Tarea a realizar
Resume en dos frases el texto sobre el disco The man who sold the world de Bowie.

Texto de lectura
1.2.13

BOWIE (IV): "The man who sold the world"

David Bowie

Bowie, transmutado ya en híbrido de señora, lagarto e ídolo de masas, desplegado sobre el sillón de una sexualidad entre la inmediatez, el kitsch y los hondos suspiros de la Dietrich, pero pasado todo por la turmix del rock and roll, la turmix de ese invento teenager descomunal llamado Inconformismo (Marca Registrada). The man who sold the world es quizá el primer gran disco del andrógino ser que David Robert Jones cincelaba en sus horas de angustia, semen y teatro japonés, un trabajo exhaustivo, poderoso, con profundas zones de oscuridad y guitarreo, a veces cuento de hadas y a veces montaña rusa. Sólo hay que escuchar ese primer gemido, el zumbido eléctrico de la guitarra de Mick Ronson como buscando a tientas el punteo inicial de The Width of a Circle, una serpiente sonora que de pronto tiembla, titubea, se decide y avanza serenamente acompañada por el resto de la banda. El punteo de Ronson se convierte en los primeros compases en un ejército y cuando el oyente se quiere dar cuenta de pronto Bowie se ha convertido en un fogonazo épico. Esos primeros ocho minutos del vinilo siempre me han recordado a la batalla que Einsestein rodó para Alexander Nevsky, pero suspendida sobre mi salón, con el bajo saltando de libro en libro. The Width of a Circle es uno de los infinitos Bowies que hubieran podido llegar a ser: el Bowie funky de 1984, el Bowie acabado de Tonight... aquí se trata de una extraña hibridación entre el cadáver del rock progresivo y la lenta invención del glam. Y es que The man who sold the world es un disco puente, pero también un disco dominado por su propia dirección, como si Bowie suspirara aliviado tras despojarse de la coraza acústica y del Comandante Tom y se imaginara vistiendo de música los delirios excesivos y apocalípticos de su propia generación – todas las generaciones, ya se sabe, tienen la extraña intuición de ser la última, la generación del final de los tiempos.

Información
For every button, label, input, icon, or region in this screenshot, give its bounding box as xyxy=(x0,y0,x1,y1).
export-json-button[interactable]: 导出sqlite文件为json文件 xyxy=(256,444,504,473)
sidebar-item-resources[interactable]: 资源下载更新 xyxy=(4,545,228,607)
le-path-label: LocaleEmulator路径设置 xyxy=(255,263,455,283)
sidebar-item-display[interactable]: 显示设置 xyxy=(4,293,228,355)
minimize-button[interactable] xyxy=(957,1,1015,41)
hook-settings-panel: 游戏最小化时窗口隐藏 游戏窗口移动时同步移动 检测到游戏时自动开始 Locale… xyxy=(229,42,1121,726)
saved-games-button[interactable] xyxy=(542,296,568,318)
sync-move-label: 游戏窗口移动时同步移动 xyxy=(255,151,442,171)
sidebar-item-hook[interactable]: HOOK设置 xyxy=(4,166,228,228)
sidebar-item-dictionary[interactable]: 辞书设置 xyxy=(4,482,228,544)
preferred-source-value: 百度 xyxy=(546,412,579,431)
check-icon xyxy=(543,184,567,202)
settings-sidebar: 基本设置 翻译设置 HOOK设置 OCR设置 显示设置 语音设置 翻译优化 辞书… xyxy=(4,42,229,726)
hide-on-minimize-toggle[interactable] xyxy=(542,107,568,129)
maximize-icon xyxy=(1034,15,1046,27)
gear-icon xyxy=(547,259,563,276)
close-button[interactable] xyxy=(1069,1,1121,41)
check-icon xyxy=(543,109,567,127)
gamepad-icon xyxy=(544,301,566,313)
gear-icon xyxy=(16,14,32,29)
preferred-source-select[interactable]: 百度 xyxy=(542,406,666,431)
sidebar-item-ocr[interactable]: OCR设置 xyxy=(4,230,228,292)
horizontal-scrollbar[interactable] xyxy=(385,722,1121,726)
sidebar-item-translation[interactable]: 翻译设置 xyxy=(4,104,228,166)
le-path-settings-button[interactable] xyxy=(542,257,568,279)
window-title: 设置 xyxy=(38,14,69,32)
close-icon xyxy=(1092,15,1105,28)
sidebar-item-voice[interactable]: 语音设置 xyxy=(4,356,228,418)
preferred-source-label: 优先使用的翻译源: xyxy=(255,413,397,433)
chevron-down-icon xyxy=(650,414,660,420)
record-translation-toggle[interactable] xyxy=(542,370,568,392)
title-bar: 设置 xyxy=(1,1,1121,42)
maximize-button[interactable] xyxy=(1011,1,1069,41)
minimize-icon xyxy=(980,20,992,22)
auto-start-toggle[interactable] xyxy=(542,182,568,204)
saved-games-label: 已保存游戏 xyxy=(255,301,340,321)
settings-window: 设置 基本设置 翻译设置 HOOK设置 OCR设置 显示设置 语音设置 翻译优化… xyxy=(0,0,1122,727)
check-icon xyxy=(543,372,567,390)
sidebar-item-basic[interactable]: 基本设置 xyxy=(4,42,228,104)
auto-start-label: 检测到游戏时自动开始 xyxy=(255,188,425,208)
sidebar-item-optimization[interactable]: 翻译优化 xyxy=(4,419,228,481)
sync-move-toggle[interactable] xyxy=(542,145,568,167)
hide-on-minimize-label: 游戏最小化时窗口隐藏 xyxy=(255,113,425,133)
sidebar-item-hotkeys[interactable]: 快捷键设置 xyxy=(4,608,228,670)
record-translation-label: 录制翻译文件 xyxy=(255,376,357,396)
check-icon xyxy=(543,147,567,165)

Respuesta
The man who sold the world es quizá el primer gran disco de Bowie, un trabajo exhaustivo y poderoso con profundas zonas de oscuridad y guitarreo, que arranca con el punteo de Mick Ronson en The Width of a Circle. Es un disco puente, en el que esa canción mezcla el cadáver del rock progresivo con la lenta invención del glam y en el que Bowie parece despojarse de la coraza acústica y del Comandante Tom.